Repeat, without any change, the entries presented below.

--- START Data provided ---

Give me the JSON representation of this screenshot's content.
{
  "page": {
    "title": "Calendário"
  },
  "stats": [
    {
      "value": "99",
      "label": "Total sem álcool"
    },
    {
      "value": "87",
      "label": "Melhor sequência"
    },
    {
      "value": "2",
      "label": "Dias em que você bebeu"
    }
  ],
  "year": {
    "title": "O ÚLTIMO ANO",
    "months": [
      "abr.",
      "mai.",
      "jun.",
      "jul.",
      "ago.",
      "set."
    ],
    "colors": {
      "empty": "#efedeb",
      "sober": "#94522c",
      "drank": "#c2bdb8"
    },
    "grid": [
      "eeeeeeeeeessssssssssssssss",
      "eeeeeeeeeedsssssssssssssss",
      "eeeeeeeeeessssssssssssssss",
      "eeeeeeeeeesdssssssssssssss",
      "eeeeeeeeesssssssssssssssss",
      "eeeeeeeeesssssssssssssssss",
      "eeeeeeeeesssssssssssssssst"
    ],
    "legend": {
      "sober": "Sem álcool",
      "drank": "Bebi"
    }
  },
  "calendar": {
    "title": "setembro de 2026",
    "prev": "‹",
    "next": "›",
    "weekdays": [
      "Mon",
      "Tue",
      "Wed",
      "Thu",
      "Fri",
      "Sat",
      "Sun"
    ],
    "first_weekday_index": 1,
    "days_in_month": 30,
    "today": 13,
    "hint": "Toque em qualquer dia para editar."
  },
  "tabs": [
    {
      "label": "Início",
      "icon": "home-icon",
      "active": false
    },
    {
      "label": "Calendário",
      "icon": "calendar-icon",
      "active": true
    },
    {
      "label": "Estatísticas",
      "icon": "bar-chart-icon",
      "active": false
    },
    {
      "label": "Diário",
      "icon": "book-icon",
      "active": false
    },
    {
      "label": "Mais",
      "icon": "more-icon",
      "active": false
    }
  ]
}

--- END Data provided ---

_Output for this exercise_
Give me the JSON representation of this screenshot's content.
{
  "page": {
    "title": "Calendário"
  },
  "stats": [
    {
      "value": "99",
      "label": "Total sem álcool"
    },
    {
      "value": "87",
      "label": "Melhor sequência"
    },
    {
      "value": "2",
      "label": "Dias em que você bebeu"
    }
  ],
  "year": {
    "title": "O ÚLTIMO ANO",
    "months": [
      "abr.",
      "mai.",
      "jun.",
      "jul.",
      "ago.",
      "set."
    ],
    "colors": {
      "empty": "#efedeb",
      "sober": "#94522c",
      "drank": "#c2bdb8"
    },
    "grid": [
      "eeeeeeeeeessssssssssssssss",
      "eeeeeeeeeedsssssssssssssss",
      "eeeeeeeeeessssssssssssssss",
      "eeeeeeeeeesdssssssssssssss",
      "eeeeeeeeesssssssssssssssss",
      "eeeeeeeeesssssssssssssssss",
      "eeeeeeeeesssssssssssssssst"
    ],
    "legend": {
      "sober": "Sem álcool",
      "drank": "Bebi"
    }
  },
  "calendar": {
    "title": "setembro de 2026",
    "prev": "‹",
    "next": "›",
    "weekdays": [
      "Mon",
      "Tue",
      "Wed",
      "Thu",
      "Fri",
      "Sat",
      "Sun"
    ],
    "first_weekday_index": 1,
    "days_in_month": 30,
    "today": 13,
    "hint": "Toque em qualquer dia para editar."
  },
  "tabs": [
    {
      "label": "Início",
      "icon": "home-icon",
      "active": false
    },
    {
      "label": "Calendário",
      "icon": "calendar-icon",
      "active": true
    },
    {
      "label": "Estatísticas",
      "icon": "bar-chart-icon",
      "active": false
    },
    {
      "label": "Diário",
      "icon": "book-icon",
      "active": false
    },
    {
      "label": "Mais",
      "icon": "more-icon",
      "active": false
    }
  ]
}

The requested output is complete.